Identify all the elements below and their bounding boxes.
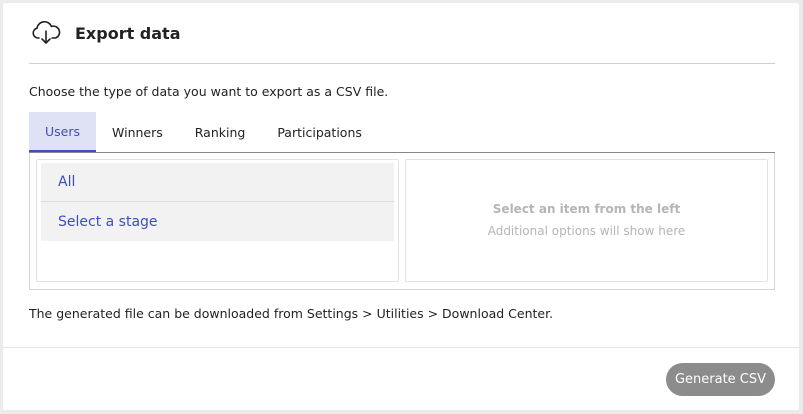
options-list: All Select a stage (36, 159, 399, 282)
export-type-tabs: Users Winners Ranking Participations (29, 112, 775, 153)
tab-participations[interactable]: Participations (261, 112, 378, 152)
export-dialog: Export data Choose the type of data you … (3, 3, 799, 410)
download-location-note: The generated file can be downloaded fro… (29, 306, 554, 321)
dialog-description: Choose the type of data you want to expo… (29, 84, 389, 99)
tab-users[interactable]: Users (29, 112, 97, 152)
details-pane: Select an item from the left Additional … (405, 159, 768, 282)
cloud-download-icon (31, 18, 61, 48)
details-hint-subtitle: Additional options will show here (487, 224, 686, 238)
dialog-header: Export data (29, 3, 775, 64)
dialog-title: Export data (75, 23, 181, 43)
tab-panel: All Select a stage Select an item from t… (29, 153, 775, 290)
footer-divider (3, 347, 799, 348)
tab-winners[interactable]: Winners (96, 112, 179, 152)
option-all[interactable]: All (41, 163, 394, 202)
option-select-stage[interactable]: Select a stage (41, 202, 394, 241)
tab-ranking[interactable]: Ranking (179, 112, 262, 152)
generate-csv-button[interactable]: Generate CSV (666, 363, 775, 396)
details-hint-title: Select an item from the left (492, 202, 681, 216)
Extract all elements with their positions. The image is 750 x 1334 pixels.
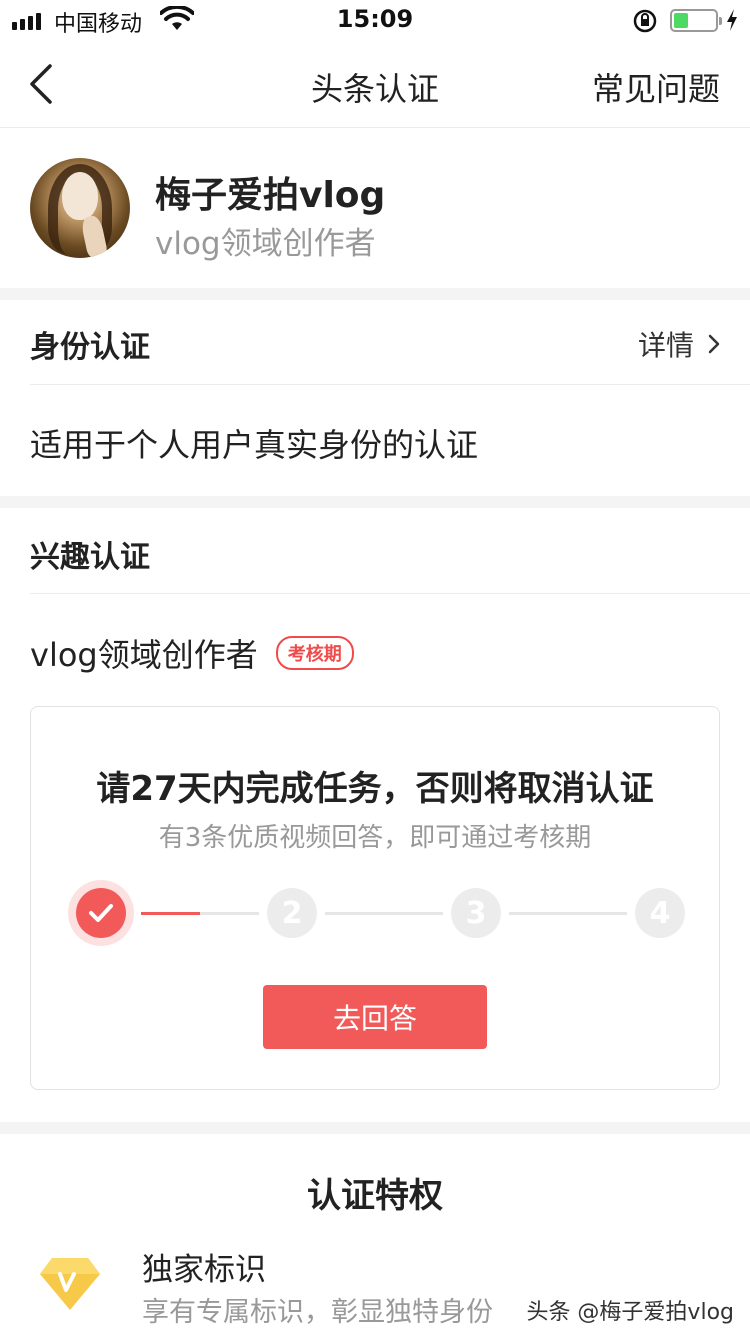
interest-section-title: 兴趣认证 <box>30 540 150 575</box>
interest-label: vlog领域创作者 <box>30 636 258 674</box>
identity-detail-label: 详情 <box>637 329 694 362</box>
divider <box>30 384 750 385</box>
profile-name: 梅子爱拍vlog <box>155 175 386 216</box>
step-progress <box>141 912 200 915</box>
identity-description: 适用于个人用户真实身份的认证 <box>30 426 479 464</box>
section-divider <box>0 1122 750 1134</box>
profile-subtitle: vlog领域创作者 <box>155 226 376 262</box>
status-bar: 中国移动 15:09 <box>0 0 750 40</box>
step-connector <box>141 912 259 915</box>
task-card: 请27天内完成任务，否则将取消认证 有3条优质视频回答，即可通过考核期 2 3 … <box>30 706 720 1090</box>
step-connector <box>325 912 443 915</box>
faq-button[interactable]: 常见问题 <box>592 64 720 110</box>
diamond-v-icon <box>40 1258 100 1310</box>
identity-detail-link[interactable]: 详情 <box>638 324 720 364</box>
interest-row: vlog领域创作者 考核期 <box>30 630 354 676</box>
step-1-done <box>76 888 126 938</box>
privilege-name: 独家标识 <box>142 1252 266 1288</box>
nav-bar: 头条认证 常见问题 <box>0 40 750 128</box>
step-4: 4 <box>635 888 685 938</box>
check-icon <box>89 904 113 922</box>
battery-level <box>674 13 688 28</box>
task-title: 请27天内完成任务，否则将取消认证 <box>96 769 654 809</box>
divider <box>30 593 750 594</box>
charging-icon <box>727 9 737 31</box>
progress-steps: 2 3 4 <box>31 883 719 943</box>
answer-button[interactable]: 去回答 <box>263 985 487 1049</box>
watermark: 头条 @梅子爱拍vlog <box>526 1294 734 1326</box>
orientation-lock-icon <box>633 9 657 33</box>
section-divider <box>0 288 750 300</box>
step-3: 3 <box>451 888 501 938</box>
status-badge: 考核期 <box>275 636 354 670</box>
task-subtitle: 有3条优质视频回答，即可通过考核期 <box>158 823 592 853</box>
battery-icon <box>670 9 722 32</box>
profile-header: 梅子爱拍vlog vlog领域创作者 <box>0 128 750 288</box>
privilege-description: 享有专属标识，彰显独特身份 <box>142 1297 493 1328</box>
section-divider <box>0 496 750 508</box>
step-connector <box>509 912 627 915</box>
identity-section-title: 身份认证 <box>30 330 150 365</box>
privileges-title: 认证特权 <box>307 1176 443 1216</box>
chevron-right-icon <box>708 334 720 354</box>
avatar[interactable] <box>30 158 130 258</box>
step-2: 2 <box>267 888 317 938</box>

Given instruction — Rewrite the lines of the material from the line containing "interest-section-title: 兴趣认证 <box>30" through the line containing "step-connector <box>141 912 259 915</box>", inclusive, with "status-bar" swapped for "top-bar" and everything else left the same. Give only those lines.

Exercise answer —
interest-section-title: 兴趣认证 <box>30 540 150 575</box>
interest-label: vlog领域创作者 <box>30 636 258 674</box>
identity-detail-label: 详情 <box>637 329 694 362</box>
divider <box>30 384 750 385</box>
profile-name: 梅子爱拍vlog <box>155 175 386 216</box>
step-progress <box>141 912 200 915</box>
identity-description: 适用于个人用户真实身份的认证 <box>30 426 479 464</box>
section-divider <box>0 1122 750 1134</box>
profile-subtitle: vlog领域创作者 <box>155 226 376 262</box>
top-bar: 中国移动 15:09 <box>0 0 750 40</box>
step-connector <box>141 912 259 915</box>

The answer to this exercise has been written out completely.